**Information supplied:**
────────

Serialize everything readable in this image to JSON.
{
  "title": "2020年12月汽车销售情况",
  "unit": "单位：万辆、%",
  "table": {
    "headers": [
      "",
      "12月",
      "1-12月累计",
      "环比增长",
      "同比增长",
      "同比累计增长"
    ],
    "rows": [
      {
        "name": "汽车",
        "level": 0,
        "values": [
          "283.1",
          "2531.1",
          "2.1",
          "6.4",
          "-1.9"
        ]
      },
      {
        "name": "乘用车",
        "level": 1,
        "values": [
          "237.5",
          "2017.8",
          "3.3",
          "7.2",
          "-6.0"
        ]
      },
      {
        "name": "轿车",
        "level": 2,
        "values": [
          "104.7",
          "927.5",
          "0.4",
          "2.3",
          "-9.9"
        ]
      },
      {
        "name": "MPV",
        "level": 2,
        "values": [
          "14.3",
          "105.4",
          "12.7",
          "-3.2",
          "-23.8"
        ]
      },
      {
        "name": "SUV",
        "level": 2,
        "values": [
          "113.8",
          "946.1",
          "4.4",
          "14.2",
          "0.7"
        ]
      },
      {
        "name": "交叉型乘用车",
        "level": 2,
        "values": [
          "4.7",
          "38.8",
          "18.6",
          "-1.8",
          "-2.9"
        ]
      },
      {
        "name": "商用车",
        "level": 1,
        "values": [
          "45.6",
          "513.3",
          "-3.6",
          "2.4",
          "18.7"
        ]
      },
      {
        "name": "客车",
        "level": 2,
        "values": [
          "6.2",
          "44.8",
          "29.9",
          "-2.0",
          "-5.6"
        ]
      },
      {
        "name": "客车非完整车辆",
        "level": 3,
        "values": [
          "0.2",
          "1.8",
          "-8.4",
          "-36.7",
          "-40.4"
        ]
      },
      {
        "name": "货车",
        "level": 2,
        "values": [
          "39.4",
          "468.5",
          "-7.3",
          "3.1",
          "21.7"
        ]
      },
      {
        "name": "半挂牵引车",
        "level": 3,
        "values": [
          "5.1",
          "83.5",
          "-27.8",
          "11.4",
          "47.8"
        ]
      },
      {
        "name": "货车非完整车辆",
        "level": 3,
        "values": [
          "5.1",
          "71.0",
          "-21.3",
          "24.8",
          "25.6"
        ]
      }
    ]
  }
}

────────

**Direction:** Repeat the records above exactly.

**Response to the task:**
Serialize everything readable in this image to JSON.
{
  "title": "2020年12月汽车销售情况",
  "unit": "单位：万辆、%",
  "table": {
    "headers": [
      "",
      "12月",
      "1-12月累计",
      "环比增长",
      "同比增长",
      "同比累计增长"
    ],
    "rows": [
      {
        "name": "汽车",
        "level": 0,
        "values": [
          "283.1",
          "2531.1",
          "2.1",
          "6.4",
          "-1.9"
        ]
      },
      {
        "name": "乘用车",
        "level": 1,
        "values": [
          "237.5",
          "2017.8",
          "3.3",
          "7.2",
          "-6.0"
        ]
      },
      {
        "name": "轿车",
        "level": 2,
        "values": [
          "104.7",
          "927.5",
          "0.4",
          "2.3",
          "-9.9"
        ]
      },
      {
        "name": "MPV",
        "level": 2,
        "values": [
          "14.3",
          "105.4",
          "12.7",
          "-3.2",
          "-23.8"
        ]
      },
      {
        "name": "SUV",
        "level": 2,
        "values": [
          "113.8",
          "946.1",
          "4.4",
          "14.2",
          "0.7"
        ]
      },
      {
        "name": "交叉型乘用车",
        "level": 2,
        "values": [
          "4.7",
          "38.8",
          "18.6",
          "-1.8",
          "-2.9"
        ]
      },
      {
        "name": "商用车",
        "level": 1,
        "values": [
          "45.6",
          "513.3",
          "-3.6",
          "2.4",
          "18.7"
        ]
      },
      {
        "name": "客车",
        "level": 2,
        "values": [
          "6.2",
          "44.8",
          "29.9",
          "-2.0",
          "-5.6"
        ]
      },
      {
        "name": "客车非完整车辆",
        "level": 3,
        "values": [
          "0.2",
          "1.8",
          "-8.4",
          "-36.7",
          "-40.4"
        ]
      },
      {
        "name": "货车",
        "level": 2,
        "values": [
          "39.4",
          "468.5",
          "-7.3",
          "3.1",
          "21.7"
        ]
      },
      {
        "name": "半挂牵引车",
        "level": 3,
        "values": [
          "5.1",
          "83.5",
          "-27.8",
          "11.4",
          "47.8"
        ]
      },
      {
        "name": "货车非完整车辆",
        "level": 3,
        "values": [
          "5.1",
          "71.0",
          "-21.3",
          "24.8",
          "25.6"
        ]
      }
    ]
  }
}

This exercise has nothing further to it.